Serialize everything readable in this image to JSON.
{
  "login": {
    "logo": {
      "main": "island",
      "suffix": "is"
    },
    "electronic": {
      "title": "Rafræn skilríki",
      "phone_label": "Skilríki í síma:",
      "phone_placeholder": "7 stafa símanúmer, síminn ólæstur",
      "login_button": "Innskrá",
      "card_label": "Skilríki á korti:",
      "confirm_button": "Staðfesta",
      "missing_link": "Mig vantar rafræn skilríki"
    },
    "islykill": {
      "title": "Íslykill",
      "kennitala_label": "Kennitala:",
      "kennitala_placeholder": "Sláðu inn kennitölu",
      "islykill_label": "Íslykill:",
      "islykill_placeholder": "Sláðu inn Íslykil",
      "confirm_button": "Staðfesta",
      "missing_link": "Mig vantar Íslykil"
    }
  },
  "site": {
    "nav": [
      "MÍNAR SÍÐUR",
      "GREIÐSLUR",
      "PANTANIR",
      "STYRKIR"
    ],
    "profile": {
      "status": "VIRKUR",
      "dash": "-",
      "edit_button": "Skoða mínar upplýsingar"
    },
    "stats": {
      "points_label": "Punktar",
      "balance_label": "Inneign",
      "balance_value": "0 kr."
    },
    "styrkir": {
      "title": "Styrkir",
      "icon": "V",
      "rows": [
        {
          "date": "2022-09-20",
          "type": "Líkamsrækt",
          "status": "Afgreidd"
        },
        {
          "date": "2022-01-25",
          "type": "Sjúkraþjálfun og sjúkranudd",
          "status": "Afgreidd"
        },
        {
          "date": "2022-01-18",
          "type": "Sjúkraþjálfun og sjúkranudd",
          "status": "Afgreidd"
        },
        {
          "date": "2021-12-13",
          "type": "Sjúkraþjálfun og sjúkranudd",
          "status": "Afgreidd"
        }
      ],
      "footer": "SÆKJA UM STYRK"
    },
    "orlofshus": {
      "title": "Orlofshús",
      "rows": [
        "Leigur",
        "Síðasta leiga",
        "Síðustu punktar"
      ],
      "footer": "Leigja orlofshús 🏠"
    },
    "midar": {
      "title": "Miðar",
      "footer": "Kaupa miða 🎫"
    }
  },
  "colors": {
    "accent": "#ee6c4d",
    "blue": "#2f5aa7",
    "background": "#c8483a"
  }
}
*-*-*
Every line of the listing that holds "Sláðu" is to be counted; give only the resulting number.

2